● **What the task requires**
Copy each line below in which the word "name" occurs.
-- BEGIN --
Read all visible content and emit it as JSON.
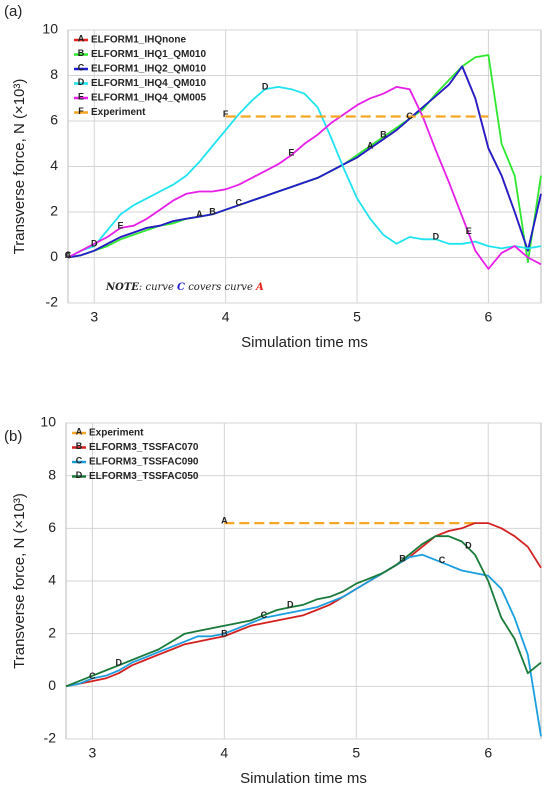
{
  "chart_data": [
    {
      "type": "line",
      "label": "(a)",
      "x_label": "Simulation time ms",
      "y_label": "Transverse force, N (×10³)",
      "xlim": [
        2.8,
        6.4
      ],
      "ylim": [
        -2,
        10
      ],
      "xticks": [
        3,
        4,
        5,
        6
      ],
      "yticks": [
        -2,
        0,
        2,
        4,
        6,
        8,
        10
      ],
      "grid": true,
      "legend": "upper left",
      "note": [
        "NOTE",
        ": curve ",
        "C",
        " covers curve ",
        "A"
      ],
      "x": [
        2.8,
        2.9,
        3.0,
        3.1,
        3.2,
        3.3,
        3.4,
        3.5,
        3.6,
        3.7,
        3.8,
        3.9,
        4.0,
        4.1,
        4.2,
        4.3,
        4.4,
        4.5,
        4.6,
        4.7,
        4.8,
        4.9,
        5.0,
        5.1,
        5.2,
        5.3,
        5.4,
        5.5,
        5.6,
        5.7,
        5.8,
        5.9,
        6.0,
        6.1,
        6.2,
        6.3,
        6.4
      ],
      "series": [
        {
          "name": "ELFORM1_IHQnone",
          "marker": "A",
          "color": "#e8231f",
          "marker_x": [
            2.8,
            3.8,
            5.1
          ],
          "values": [
            0,
            0.1,
            0.3,
            0.6,
            0.9,
            1.1,
            1.3,
            1.4,
            1.6,
            1.7,
            1.8,
            1.9,
            2.1,
            2.3,
            2.5,
            2.7,
            2.9,
            3.1,
            3.3,
            3.5,
            3.8,
            4.1,
            4.4,
            4.8,
            5.2,
            5.6,
            6.1,
            6.6,
            7.1,
            7.6,
            8.4,
            7.0,
            4.8,
            3.6,
            2.0,
            0.3,
            2.8
          ]
        },
        {
          "name": "ELFORM1_IHQ1_QM010",
          "marker": "B",
          "color": "#2ee82e",
          "marker_x": [
            3.9,
            5.2
          ],
          "values": [
            0,
            0.1,
            0.3,
            0.5,
            0.8,
            1.0,
            1.2,
            1.4,
            1.5,
            1.7,
            1.8,
            1.9,
            2.1,
            2.3,
            2.5,
            2.7,
            2.9,
            3.1,
            3.3,
            3.5,
            3.8,
            4.1,
            4.5,
            4.9,
            5.3,
            5.7,
            6.1,
            6.5,
            7.2,
            7.8,
            8.4,
            8.8,
            8.9,
            5.0,
            3.6,
            -0.2,
            3.6
          ]
        },
        {
          "name": "ELFORM1_IHQ2_QM010",
          "marker": "C",
          "color": "#1f1fcf",
          "marker_x": [
            2.8,
            4.1,
            5.4
          ],
          "values": [
            0,
            0.1,
            0.3,
            0.6,
            0.9,
            1.1,
            1.3,
            1.4,
            1.6,
            1.7,
            1.8,
            1.9,
            2.1,
            2.3,
            2.5,
            2.7,
            2.9,
            3.1,
            3.3,
            3.5,
            3.8,
            4.1,
            4.4,
            4.8,
            5.2,
            5.6,
            6.1,
            6.6,
            7.1,
            7.6,
            8.4,
            7.0,
            4.8,
            3.6,
            2.0,
            0.3,
            2.8
          ]
        },
        {
          "name": "ELFORM1_IHQ4_QM010",
          "marker": "D",
          "color": "#1fe4f0",
          "marker_x": [
            3.0,
            4.3,
            5.6
          ],
          "values": [
            0,
            0.3,
            0.5,
            1.2,
            1.9,
            2.3,
            2.6,
            2.9,
            3.2,
            3.6,
            4.2,
            4.9,
            5.6,
            6.3,
            6.9,
            7.4,
            7.5,
            7.4,
            7.2,
            6.6,
            5.3,
            3.9,
            2.6,
            1.7,
            1.0,
            0.6,
            0.9,
            0.8,
            0.8,
            0.6,
            0.6,
            0.7,
            0.5,
            0.4,
            0.5,
            0.4,
            0.5
          ]
        },
        {
          "name": "ELFORM1_IHQ4_QM005",
          "marker": "E",
          "color": "#e81fe8",
          "marker_x": [
            3.2,
            4.5,
            5.85
          ],
          "values": [
            0,
            0.3,
            0.6,
            0.9,
            1.3,
            1.4,
            1.7,
            2.1,
            2.5,
            2.8,
            2.9,
            2.9,
            3.0,
            3.2,
            3.5,
            3.8,
            4.1,
            4.5,
            5.0,
            5.4,
            5.9,
            6.3,
            6.7,
            7.0,
            7.2,
            7.5,
            7.4,
            6.2,
            4.7,
            3.3,
            1.8,
            0.3,
            -0.5,
            0.2,
            0.5,
            0.0,
            -0.3
          ]
        },
        {
          "name": "Experiment",
          "marker": "F",
          "color": "#f5a623",
          "dashed": true,
          "marker_x": [
            4.0
          ],
          "values": [
            null,
            null,
            null,
            null,
            null,
            null,
            null,
            null,
            null,
            null,
            null,
            null,
            6.2,
            6.2,
            6.2,
            6.2,
            6.2,
            6.2,
            6.2,
            6.2,
            6.2,
            6.2,
            6.2,
            6.2,
            6.2,
            6.2,
            6.2,
            6.2,
            6.2,
            6.2,
            6.2,
            6.2,
            6.2,
            null,
            null,
            null,
            null
          ]
        }
      ]
    },
    {
      "type": "line",
      "label": "(b)",
      "x_label": "Simulation time ms",
      "y_label": "Transverse force, N (×10³)",
      "xlim": [
        2.8,
        6.4
      ],
      "ylim": [
        -2,
        10
      ],
      "xticks": [
        3,
        4,
        5,
        6
      ],
      "yticks": [
        -2,
        0,
        2,
        4,
        6,
        8,
        10
      ],
      "grid": true,
      "legend": "upper left",
      "x": [
        2.8,
        2.9,
        3.0,
        3.1,
        3.2,
        3.3,
        3.4,
        3.5,
        3.6,
        3.7,
        3.8,
        3.9,
        4.0,
        4.1,
        4.2,
        4.3,
        4.4,
        4.5,
        4.6,
        4.7,
        4.8,
        4.9,
        5.0,
        5.1,
        5.2,
        5.3,
        5.4,
        5.5,
        5.6,
        5.7,
        5.8,
        5.9,
        6.0,
        6.1,
        6.2,
        6.3,
        6.4
      ],
      "series": [
        {
          "name": "Experiment",
          "marker": "A",
          "color": "#f5a623",
          "dashed": true,
          "marker_x": [
            4.0
          ],
          "values": [
            null,
            null,
            null,
            null,
            null,
            null,
            null,
            null,
            null,
            null,
            null,
            null,
            6.2,
            6.2,
            6.2,
            6.2,
            6.2,
            6.2,
            6.2,
            6.2,
            6.2,
            6.2,
            6.2,
            6.2,
            6.2,
            6.2,
            6.2,
            6.2,
            6.2,
            6.2,
            6.2,
            6.2,
            null,
            null,
            null,
            null,
            null
          ]
        },
        {
          "name": "ELFORM3_TSSFAC070",
          "marker": "B",
          "color": "#d42020",
          "marker_x": [
            4.0,
            5.35
          ],
          "values": [
            0,
            0.1,
            0.2,
            0.3,
            0.5,
            0.8,
            1.0,
            1.2,
            1.4,
            1.6,
            1.7,
            1.8,
            1.9,
            2.1,
            2.3,
            2.4,
            2.5,
            2.6,
            2.7,
            2.9,
            3.1,
            3.4,
            3.7,
            4.0,
            4.3,
            4.6,
            4.9,
            5.3,
            5.7,
            5.9,
            6.0,
            6.2,
            6.2,
            6.0,
            5.7,
            5.3,
            4.5
          ]
        },
        {
          "name": "ELFORM3_TSSFAC090",
          "marker": "C",
          "color": "#1a9ee0",
          "marker_x": [
            3.0,
            4.3,
            5.65
          ],
          "values": [
            0,
            0.1,
            0.3,
            0.4,
            0.6,
            0.9,
            1.1,
            1.3,
            1.5,
            1.7,
            1.9,
            1.9,
            2.0,
            2.2,
            2.4,
            2.6,
            2.7,
            2.8,
            2.9,
            3.0,
            3.2,
            3.4,
            3.7,
            4.0,
            4.3,
            4.6,
            4.9,
            5.0,
            4.8,
            4.6,
            4.4,
            4.3,
            4.2,
            3.7,
            2.6,
            1.2,
            -1.9
          ]
        },
        {
          "name": "ELFORM3_TSSFAC050",
          "marker": "D",
          "color": "#1a7a3a",
          "marker_x": [
            3.2,
            4.5,
            5.85
          ],
          "values": [
            0,
            0.2,
            0.4,
            0.6,
            0.8,
            1.0,
            1.2,
            1.4,
            1.7,
            2.0,
            2.1,
            2.2,
            2.3,
            2.4,
            2.5,
            2.7,
            2.9,
            3.0,
            3.1,
            3.3,
            3.4,
            3.6,
            3.9,
            4.1,
            4.3,
            4.6,
            5.0,
            5.4,
            5.7,
            5.7,
            5.5,
            5.0,
            4.0,
            2.6,
            1.8,
            0.5,
            0.9
          ]
        }
      ]
    }
  ]
}
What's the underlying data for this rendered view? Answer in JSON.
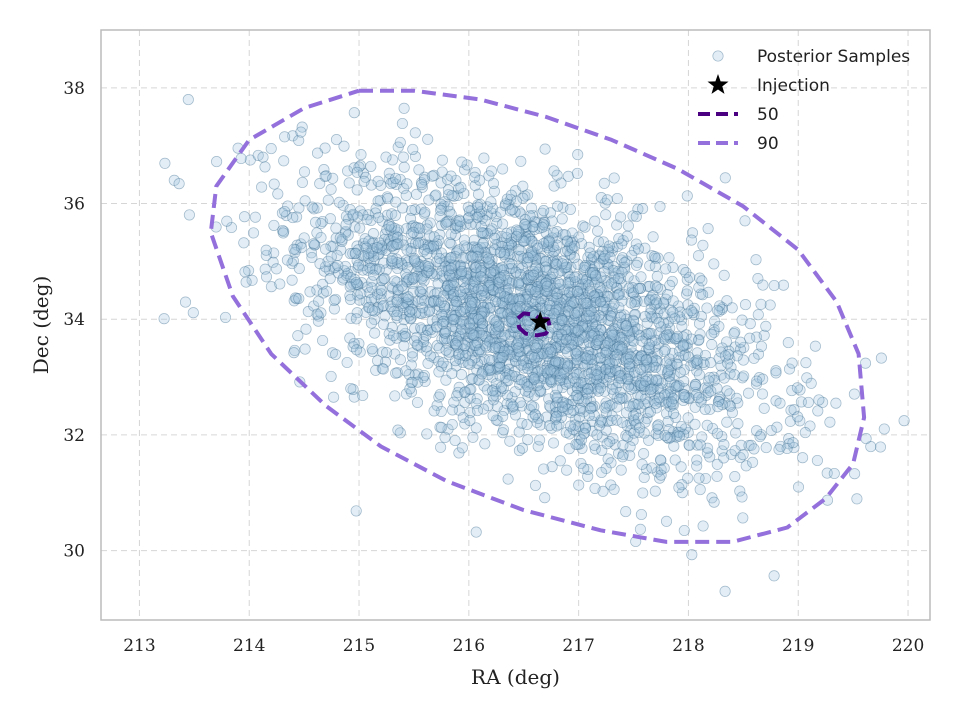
{
  "chart_data": {
    "type": "scatter",
    "title": "",
    "xlabel": "RA (deg)",
    "ylabel": "Dec (deg)",
    "xlim": [
      212.65,
      220.2
    ],
    "ylim": [
      28.8,
      39.0
    ],
    "xticks": [
      213,
      214,
      215,
      216,
      217,
      218,
      219,
      220
    ],
    "yticks": [
      30,
      32,
      34,
      36,
      38
    ],
    "grid": true,
    "legend_position": "top-right",
    "colors": {
      "samples_fill": "#9ec4df",
      "samples_edge": "#3f6f93",
      "contour_50": "#4b0082",
      "contour_90": "#9370db",
      "injection": "#000000"
    },
    "legend": [
      {
        "label": "Posterior Samples",
        "kind": "point"
      },
      {
        "label": "Injection",
        "kind": "star"
      },
      {
        "label": "50",
        "kind": "dash50"
      },
      {
        "label": "90",
        "kind": "dash90"
      }
    ],
    "injection": {
      "x": 216.65,
      "y": 33.95
    },
    "posterior_samples": {
      "count": 3000,
      "center": [
        216.6,
        34.0
      ],
      "spread_ra": 1.05,
      "spread_dec": 1.25,
      "correlation": -0.55
    },
    "contour_50": {
      "label": "50",
      "x": [
        216.65,
        216.72,
        216.74,
        216.7,
        216.62,
        216.52,
        216.46,
        216.44,
        216.5,
        216.6,
        216.65
      ],
      "y": [
        34.0,
        34.0,
        33.85,
        33.75,
        33.72,
        33.75,
        33.85,
        34.0,
        34.1,
        34.08,
        34.0
      ]
    },
    "contour_90": {
      "label": "90",
      "x": [
        215.0,
        215.5,
        216.1,
        216.7,
        217.3,
        217.9,
        218.5,
        219.0,
        219.35,
        219.55,
        219.6,
        219.5,
        219.25,
        218.9,
        218.4,
        217.8,
        217.2,
        216.5,
        215.8,
        215.2,
        214.7,
        214.2,
        213.85,
        213.65,
        213.7,
        214.0,
        214.5,
        215.0
      ],
      "y": [
        37.95,
        37.95,
        37.8,
        37.5,
        37.1,
        36.6,
        35.95,
        35.2,
        34.3,
        33.4,
        32.3,
        31.5,
        30.9,
        30.4,
        30.15,
        30.15,
        30.35,
        30.7,
        31.2,
        31.8,
        32.5,
        33.4,
        34.4,
        35.5,
        36.3,
        37.1,
        37.65,
        37.95
      ]
    }
  }
}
-- END --
● **Finished task**
          "name": "ELFORM1_IHQnone",
          "name": "ELFORM1_IHQ1_QM010",
          "name": "ELFORM1_IHQ2_QM010",
          "name": "ELFORM1_IHQ4_QM010",
          "name": "ELFORM1_IHQ4_QM005",
          "name": "Experiment",
          "name": "Experiment",
          "name": "ELFORM3_TSSFAC070",
          "name": "ELFORM3_TSSFAC090",
          "name": "ELFORM3_TSSFAC050",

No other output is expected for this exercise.